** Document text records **
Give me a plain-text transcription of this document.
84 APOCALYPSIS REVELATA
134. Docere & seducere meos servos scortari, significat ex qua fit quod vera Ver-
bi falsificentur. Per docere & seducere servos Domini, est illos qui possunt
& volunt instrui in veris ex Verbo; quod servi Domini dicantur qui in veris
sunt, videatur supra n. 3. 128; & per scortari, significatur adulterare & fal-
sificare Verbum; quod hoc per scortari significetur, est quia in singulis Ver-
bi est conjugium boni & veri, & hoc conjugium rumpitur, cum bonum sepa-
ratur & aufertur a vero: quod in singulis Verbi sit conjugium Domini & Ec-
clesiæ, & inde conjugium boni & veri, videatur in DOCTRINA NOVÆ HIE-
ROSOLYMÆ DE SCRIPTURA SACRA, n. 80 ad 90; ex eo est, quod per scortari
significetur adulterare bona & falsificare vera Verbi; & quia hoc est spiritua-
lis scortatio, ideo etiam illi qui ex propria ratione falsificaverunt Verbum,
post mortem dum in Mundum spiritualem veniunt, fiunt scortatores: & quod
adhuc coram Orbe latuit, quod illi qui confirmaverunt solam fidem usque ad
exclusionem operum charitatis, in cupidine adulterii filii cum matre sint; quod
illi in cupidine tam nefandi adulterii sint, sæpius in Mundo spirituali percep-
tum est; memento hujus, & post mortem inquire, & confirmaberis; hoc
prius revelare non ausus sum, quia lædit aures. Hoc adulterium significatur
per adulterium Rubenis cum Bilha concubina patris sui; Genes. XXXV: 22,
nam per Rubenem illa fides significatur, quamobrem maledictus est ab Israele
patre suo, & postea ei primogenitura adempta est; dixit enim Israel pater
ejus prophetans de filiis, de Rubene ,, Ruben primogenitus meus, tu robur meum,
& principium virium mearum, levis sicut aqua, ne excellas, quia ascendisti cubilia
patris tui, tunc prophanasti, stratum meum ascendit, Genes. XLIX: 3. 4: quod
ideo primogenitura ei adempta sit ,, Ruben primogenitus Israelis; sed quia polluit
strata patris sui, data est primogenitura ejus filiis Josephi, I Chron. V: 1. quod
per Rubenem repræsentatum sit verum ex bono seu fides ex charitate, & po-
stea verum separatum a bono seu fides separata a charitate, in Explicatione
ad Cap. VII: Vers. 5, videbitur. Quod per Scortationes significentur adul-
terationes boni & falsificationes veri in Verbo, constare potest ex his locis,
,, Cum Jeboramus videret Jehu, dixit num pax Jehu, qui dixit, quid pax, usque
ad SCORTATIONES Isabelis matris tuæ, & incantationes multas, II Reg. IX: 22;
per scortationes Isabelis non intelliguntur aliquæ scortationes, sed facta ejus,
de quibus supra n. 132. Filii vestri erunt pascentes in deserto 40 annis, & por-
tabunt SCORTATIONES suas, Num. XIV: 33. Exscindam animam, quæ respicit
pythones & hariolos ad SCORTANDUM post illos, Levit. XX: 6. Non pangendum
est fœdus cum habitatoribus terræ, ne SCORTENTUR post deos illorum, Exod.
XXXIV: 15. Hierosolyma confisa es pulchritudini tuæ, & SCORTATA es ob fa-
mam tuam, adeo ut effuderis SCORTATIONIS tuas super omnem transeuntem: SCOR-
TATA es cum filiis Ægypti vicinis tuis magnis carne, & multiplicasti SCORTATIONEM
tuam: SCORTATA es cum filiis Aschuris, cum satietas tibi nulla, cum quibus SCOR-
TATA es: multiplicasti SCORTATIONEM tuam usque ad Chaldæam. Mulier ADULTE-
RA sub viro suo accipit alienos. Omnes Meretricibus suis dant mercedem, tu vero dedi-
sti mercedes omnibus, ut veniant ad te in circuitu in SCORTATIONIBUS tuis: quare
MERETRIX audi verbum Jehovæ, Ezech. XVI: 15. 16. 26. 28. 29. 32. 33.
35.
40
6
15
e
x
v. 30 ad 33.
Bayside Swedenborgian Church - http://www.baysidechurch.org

** The problem **
Without leaving anything out, transcribe the records above exactly.

** Solution to this task **
Give me a plain-text transcription of this document.
84 APOCALYPSIS REVELATA
134. Docere & seducere meos servos scortari, significat ex qua fit quod vera Ver-
bi falsificentur. Per docere & seducere servos Domini, est illos qui possunt
& volunt instrui in veris ex Verbo; quod servi Domini dicantur qui in veris
sunt, videatur supra n. 3. 128; & per scortari, significatur adulterare & fal-
sificare Verbum; quod hoc per scortari significetur, est quia in singulis Ver-
bi est conjugium boni & veri, & hoc conjugium rumpitur, cum bonum sepa-
ratur & aufertur a vero: quod in singulis Verbi sit conjugium Domini & Ec-
clesiæ, & inde conjugium boni & veri, videatur in DOCTRINA NOVÆ HIE-
ROSOLYMÆ DE SCRIPTURA SACRA, n. 80 ad 90; ex eo est, quod per scortari
significetur adulterare bona & falsificare vera Verbi; & quia hoc est spiritua-
lis scortatio, ideo etiam illi qui ex propria ratione falsificaverunt Verbum,
post mortem dum in Mundum spiritualem veniunt, fiunt scortatores: & quod
adhuc coram Orbe latuit, quod illi qui confirmaverunt solam fidem usque ad
exclusionem operum charitatis, in cupidine adulterii filii cum matre sint; quod
illi in cupidine tam nefandi adulterii sint, sæpius in Mundo spirituali percep-
tum est; memento hujus, & post mortem inquire, & confirmaberis; hoc
prius revelare non ausus sum, quia lædit aures. Hoc adulterium significatur
per adulterium Rubenis cum Bilha concubina patris sui; Genes. XXXV: 22,
nam per Rubenem illa fides significatur, quamobrem maledictus est ab Israele
patre suo, & postea ei primogenitura adempta est; dixit enim Israel pater
ejus prophetans de filiis, de Rubene ,, Ruben primogenitus meus, tu robur meum,
& principium virium mearum, levis sicut aqua, ne excellas, quia ascendisti cubilia
patris tui, tunc prophanasti, stratum meum ascendit, Genes. XLIX: 3. 4: quod
ideo primogenitura ei adempta sit ,, Ruben primogenitus Israelis; sed quia polluit
strata patris sui, data est primogenitura ejus filiis Josephi, I Chron. V: 1. quod
per Rubenem repræsentatum sit verum ex bono seu fides ex charitate, & po-
stea verum separatum a bono seu fides separata a charitate, in Explicatione
ad Cap. VII: Vers. 5, videbitur. Quod per Scortationes significentur adul-
terationes boni & falsificationes veri in Verbo, constare potest ex his locis,
,, Cum Jeboramus videret Jehu, dixit num pax Jehu, qui dixit, quid pax, usque
ad SCORTATIONES Isabelis matris tuæ, & incantationes multas, II Reg. IX: 22;
per scortationes Isabelis non intelliguntur aliquæ scortationes, sed facta ejus,
de quibus supra n. 132. Filii vestri erunt pascentes in deserto 40 annis, & por-
tabunt SCORTATIONES suas, Num. XIV: 33. Exscindam animam, quæ respicit
pythones & hariolos ad SCORTANDUM post illos, Levit. XX: 6. Non pangendum
est fœdus cum habitatoribus terræ, ne SCORTENTUR post deos illorum, Exod.
XXXIV: 15. Hierosolyma confisa es pulchritudini tuæ, & SCORTATA es ob fa-
mam tuam, adeo ut effuderis SCORTATIONIS tuas super omnem transeuntem: SCOR-
TATA es cum filiis Ægypti vicinis tuis magnis carne, & multiplicasti SCORTATIONEM
tuam: SCORTATA es cum filiis Aschuris, cum satietas tibi nulla, cum quibus SCOR-
TATA es: multiplicasti SCORTATIONEM tuam usque ad Chaldæam. Mulier ADULTE-
RA sub viro suo accipit alienos. Omnes Meretricibus suis dant mercedem, tu vero dedi-
sti mercedes omnibus, ut veniant ad te in circuitu in SCORTATIONIBUS tuis: quare
MERETRIX audi verbum Jehovæ, Ezech. XVI: 15. 16. 26. 28. 29. 32. 33.
35.
40
6
15
e
x
v. 30 ad 33.
Bayside Swedenborgian Church - http://www.baysidechurch.org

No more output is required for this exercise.